== Extracted records ==
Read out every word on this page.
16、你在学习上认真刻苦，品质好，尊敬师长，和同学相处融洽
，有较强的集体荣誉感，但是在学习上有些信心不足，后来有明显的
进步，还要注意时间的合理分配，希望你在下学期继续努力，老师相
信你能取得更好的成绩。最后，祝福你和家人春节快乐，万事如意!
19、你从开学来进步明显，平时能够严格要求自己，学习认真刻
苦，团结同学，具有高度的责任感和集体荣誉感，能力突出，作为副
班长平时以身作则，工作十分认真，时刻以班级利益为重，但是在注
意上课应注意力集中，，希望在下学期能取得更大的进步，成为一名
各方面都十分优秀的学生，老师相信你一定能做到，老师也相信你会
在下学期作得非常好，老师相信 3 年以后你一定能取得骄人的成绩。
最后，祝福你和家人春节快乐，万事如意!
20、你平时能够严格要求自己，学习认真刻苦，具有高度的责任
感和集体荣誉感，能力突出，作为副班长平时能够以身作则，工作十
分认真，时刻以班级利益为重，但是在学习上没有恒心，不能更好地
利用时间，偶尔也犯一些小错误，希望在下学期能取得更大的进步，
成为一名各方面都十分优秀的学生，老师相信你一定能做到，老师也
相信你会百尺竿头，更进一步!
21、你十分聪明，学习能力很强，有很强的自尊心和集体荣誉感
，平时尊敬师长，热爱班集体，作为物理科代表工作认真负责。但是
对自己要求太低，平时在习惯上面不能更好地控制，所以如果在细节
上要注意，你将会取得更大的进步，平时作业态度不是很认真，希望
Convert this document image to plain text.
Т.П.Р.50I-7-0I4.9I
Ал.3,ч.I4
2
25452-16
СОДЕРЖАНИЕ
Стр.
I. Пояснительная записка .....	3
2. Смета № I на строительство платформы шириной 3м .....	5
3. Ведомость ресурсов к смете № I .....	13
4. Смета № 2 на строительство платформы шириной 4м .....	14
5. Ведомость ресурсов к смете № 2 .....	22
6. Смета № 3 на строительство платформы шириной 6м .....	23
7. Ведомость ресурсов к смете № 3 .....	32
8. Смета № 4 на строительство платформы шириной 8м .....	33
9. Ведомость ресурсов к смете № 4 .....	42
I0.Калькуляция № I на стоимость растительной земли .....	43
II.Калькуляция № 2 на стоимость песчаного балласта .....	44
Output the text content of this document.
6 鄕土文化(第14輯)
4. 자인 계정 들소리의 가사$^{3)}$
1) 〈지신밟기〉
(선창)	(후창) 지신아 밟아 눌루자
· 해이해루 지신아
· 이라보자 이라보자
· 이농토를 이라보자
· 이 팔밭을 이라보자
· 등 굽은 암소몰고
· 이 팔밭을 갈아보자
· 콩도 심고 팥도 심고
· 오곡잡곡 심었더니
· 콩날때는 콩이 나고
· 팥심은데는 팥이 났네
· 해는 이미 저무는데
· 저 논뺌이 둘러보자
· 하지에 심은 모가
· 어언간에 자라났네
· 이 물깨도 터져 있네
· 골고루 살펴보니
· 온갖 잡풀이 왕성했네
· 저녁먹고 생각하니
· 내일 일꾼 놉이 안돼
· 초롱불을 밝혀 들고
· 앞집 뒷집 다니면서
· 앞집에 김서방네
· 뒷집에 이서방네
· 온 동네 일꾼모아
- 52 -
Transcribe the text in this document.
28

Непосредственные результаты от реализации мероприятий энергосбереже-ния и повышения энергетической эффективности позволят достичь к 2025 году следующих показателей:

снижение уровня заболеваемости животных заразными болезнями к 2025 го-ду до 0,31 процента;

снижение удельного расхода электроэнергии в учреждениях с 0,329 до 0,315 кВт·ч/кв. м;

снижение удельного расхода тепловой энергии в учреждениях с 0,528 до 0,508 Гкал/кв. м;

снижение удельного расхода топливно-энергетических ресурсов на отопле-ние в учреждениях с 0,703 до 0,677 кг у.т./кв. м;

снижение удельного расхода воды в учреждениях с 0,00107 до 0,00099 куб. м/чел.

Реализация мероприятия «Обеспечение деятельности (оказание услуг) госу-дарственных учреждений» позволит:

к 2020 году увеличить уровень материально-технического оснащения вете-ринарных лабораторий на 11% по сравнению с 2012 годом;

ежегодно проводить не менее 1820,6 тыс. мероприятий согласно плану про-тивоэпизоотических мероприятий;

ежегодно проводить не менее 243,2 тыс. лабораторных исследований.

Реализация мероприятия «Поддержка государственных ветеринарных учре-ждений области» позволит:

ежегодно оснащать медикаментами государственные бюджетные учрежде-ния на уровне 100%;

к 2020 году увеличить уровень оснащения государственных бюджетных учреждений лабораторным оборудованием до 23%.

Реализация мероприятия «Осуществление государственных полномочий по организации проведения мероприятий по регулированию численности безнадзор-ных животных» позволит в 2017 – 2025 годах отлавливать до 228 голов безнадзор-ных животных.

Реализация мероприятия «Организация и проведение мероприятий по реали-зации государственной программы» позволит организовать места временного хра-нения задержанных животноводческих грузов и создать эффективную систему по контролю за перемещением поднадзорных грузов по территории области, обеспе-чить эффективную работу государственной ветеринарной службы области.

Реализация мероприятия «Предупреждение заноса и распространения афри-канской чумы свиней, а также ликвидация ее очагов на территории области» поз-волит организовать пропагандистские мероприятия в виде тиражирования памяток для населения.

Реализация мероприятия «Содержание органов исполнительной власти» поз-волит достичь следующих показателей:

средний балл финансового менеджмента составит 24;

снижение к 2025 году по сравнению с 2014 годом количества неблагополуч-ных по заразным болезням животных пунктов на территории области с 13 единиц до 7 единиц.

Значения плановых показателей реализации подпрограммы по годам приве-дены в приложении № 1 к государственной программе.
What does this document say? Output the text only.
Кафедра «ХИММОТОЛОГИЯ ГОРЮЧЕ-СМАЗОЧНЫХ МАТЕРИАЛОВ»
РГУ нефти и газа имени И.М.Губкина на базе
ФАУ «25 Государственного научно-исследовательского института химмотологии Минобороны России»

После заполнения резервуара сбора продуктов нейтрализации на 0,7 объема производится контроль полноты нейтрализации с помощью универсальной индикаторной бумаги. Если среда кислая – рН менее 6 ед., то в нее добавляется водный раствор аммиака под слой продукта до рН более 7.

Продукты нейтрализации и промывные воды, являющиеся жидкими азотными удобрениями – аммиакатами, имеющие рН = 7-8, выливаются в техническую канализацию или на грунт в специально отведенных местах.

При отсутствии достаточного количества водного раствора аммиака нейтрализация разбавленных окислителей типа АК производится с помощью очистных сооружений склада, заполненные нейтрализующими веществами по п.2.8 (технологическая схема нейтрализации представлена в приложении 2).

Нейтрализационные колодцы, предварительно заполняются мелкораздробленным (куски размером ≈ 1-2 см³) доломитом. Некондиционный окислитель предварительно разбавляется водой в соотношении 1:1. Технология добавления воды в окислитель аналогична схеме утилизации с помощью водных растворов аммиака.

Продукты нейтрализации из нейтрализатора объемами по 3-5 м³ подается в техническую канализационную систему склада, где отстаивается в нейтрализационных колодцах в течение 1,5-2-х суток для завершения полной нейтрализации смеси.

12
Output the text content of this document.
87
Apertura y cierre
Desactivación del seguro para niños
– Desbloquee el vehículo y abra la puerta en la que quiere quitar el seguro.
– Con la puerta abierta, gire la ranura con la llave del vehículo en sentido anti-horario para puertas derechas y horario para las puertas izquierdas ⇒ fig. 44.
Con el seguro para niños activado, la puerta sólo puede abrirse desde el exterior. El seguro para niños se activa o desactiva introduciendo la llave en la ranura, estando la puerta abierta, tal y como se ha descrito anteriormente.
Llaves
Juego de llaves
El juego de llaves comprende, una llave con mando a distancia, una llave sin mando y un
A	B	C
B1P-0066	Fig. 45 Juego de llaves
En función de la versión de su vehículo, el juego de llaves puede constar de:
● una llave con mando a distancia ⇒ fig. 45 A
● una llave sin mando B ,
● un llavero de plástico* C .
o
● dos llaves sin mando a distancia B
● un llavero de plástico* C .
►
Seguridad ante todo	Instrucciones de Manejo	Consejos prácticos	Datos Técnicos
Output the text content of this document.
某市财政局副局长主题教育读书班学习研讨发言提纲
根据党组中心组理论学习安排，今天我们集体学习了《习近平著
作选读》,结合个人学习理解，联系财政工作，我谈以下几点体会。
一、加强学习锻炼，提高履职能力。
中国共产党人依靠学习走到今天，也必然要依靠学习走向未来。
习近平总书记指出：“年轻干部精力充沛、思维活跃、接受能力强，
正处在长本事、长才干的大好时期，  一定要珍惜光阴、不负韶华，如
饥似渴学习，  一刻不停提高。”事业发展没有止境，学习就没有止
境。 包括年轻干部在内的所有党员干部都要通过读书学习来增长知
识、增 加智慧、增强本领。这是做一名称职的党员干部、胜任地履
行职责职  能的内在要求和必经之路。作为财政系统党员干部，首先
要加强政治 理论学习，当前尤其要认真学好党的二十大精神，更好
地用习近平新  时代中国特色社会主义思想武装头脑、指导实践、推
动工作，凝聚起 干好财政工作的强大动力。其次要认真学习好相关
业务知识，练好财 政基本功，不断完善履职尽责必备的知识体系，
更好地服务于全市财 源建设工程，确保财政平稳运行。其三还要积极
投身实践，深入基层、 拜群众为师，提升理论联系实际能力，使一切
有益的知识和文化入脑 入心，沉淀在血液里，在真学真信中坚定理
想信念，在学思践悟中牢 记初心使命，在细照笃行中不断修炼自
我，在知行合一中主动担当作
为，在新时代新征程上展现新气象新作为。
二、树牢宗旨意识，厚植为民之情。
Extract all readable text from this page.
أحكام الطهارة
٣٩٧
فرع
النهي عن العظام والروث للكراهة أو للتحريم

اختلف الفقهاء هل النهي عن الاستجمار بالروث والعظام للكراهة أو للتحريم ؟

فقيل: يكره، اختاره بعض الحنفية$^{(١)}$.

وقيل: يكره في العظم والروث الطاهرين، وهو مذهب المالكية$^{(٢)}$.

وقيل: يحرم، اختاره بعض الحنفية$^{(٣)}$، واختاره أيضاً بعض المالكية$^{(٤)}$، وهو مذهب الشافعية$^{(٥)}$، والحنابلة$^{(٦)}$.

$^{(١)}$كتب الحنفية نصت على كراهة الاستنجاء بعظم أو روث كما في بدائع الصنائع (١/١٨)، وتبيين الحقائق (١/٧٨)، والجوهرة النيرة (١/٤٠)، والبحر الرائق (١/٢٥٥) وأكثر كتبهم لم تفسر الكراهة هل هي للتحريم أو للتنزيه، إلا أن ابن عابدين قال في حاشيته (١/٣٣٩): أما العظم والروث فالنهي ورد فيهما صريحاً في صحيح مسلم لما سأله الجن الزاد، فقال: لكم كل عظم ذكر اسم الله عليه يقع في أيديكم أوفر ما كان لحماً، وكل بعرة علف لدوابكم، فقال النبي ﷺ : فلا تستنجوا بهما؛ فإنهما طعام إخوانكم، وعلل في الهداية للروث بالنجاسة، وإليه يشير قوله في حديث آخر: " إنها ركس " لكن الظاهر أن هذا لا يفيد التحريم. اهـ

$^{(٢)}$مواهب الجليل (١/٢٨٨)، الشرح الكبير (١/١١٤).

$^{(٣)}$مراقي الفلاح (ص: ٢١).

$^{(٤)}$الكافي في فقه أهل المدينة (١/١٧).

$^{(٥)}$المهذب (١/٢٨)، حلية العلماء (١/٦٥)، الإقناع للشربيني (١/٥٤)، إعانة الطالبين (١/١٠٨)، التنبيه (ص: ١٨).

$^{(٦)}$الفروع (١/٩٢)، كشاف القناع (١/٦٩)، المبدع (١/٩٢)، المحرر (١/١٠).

== Task directions ==
Among the lines of the material, find those that hold the word "приложении" and copy them.

== Exercise result ==
Значения плановых показателей реализации подпрограммы по годам приве-дены в приложении № 1 к государственной программе.
При отсутствии достаточного количества водного раствора аммиака нейтрализация разбавленных окислителей типа АК производится с помощью очистных сооружений склада, заполненные нейтрализующими веществами по п.2.8 (технологическая схема нейтрализации представлена в приложении 2).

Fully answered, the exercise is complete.